Dataset listings of figures:

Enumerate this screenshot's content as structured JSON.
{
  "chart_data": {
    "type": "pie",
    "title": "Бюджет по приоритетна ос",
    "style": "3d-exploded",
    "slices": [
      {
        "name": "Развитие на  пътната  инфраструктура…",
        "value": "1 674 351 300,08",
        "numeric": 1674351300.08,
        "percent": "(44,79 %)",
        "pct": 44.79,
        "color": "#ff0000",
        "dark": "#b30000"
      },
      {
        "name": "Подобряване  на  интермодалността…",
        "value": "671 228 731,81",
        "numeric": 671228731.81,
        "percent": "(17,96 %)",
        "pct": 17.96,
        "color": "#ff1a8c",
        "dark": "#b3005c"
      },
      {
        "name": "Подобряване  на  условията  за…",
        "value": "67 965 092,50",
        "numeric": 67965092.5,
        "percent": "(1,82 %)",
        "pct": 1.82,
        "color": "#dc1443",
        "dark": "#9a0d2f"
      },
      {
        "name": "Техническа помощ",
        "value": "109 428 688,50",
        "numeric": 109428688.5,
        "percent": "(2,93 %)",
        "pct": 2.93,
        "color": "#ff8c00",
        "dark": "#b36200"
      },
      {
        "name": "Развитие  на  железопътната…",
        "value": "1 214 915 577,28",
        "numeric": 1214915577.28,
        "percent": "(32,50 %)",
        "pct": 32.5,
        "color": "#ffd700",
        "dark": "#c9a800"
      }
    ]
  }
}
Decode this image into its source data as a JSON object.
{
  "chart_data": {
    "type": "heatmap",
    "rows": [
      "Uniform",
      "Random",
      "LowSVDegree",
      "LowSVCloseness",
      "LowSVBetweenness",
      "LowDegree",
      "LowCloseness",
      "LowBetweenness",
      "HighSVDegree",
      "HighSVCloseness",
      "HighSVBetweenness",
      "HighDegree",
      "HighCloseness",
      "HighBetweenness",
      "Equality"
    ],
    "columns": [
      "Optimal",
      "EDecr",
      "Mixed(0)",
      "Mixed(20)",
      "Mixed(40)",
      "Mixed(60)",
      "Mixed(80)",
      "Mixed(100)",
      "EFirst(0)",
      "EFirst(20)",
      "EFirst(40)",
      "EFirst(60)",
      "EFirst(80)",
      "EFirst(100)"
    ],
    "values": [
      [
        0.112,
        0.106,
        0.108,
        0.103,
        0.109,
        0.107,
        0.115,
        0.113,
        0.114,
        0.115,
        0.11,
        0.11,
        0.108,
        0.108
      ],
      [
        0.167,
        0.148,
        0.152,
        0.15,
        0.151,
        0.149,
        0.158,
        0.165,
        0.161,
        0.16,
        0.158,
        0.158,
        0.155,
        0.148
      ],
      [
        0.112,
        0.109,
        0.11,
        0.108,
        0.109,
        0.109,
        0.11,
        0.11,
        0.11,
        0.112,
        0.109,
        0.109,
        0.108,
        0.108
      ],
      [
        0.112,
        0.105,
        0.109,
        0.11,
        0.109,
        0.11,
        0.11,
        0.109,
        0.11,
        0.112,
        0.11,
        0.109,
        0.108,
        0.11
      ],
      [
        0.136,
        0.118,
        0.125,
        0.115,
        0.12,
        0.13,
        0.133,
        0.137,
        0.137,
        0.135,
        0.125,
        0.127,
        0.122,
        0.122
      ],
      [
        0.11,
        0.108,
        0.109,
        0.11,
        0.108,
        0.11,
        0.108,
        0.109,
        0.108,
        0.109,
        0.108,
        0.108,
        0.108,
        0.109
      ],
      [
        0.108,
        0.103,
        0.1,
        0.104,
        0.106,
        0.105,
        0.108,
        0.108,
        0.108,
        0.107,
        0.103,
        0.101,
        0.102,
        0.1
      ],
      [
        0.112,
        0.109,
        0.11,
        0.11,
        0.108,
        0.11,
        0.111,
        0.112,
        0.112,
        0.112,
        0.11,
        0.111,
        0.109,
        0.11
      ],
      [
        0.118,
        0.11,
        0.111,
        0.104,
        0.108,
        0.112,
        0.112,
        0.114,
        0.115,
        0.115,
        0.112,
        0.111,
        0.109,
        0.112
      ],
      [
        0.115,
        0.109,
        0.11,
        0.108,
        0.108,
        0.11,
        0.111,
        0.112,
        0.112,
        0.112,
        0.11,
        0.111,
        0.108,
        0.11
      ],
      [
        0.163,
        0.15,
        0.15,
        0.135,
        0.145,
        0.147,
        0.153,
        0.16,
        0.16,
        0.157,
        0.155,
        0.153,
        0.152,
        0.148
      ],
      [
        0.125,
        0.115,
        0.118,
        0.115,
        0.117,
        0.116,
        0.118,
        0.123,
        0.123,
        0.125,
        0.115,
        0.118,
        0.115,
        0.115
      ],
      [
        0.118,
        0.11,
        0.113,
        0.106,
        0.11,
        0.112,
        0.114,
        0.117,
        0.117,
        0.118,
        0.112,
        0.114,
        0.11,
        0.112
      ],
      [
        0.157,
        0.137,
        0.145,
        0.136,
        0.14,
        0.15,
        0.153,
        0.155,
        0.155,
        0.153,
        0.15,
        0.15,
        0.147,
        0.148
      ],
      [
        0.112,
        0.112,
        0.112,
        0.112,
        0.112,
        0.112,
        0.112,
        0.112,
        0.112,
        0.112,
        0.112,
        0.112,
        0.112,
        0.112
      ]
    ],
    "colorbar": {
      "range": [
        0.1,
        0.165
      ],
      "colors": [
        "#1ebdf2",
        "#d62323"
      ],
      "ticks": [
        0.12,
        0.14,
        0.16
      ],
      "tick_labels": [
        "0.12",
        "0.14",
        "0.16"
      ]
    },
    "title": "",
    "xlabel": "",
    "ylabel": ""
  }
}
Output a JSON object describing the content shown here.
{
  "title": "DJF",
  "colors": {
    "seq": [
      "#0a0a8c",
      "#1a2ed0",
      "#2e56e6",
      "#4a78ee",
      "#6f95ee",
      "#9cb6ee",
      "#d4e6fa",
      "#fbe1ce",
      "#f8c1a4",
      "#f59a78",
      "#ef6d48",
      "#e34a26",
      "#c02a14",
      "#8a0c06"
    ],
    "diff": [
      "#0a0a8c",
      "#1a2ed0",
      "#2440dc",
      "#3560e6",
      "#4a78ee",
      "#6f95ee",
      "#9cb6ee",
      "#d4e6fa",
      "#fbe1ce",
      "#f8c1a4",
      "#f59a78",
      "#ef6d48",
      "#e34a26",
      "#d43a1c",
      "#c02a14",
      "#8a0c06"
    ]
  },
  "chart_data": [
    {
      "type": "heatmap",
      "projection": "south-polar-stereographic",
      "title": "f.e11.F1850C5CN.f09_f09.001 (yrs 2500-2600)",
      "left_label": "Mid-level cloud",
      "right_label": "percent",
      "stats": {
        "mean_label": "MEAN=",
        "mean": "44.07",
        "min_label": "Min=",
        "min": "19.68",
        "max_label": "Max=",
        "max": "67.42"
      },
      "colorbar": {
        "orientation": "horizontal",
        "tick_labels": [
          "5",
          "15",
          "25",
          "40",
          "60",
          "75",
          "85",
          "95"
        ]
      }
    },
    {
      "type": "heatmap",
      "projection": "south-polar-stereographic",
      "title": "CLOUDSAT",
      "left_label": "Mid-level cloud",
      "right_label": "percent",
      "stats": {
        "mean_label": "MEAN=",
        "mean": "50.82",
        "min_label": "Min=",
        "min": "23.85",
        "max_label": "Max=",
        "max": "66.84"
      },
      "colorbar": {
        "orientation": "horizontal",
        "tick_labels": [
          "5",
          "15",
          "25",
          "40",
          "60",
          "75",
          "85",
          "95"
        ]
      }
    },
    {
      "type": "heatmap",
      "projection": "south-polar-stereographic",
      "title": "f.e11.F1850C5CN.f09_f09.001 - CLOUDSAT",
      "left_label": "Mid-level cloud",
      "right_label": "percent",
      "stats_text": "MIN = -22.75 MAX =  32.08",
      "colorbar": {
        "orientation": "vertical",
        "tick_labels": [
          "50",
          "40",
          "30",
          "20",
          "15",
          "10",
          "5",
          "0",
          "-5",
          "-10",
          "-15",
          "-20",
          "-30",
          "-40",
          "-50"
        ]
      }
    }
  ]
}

WHAT YOU NEED TO DO =>
Report each line in the data that holds the word "numeric".

RIGHT ANSWER =>
        "numeric": 1674351300.08,
        "numeric": 671228731.81,
        "numeric": 67965092.5,
        "numeric": 109428688.5,
        "numeric": 1214915577.28,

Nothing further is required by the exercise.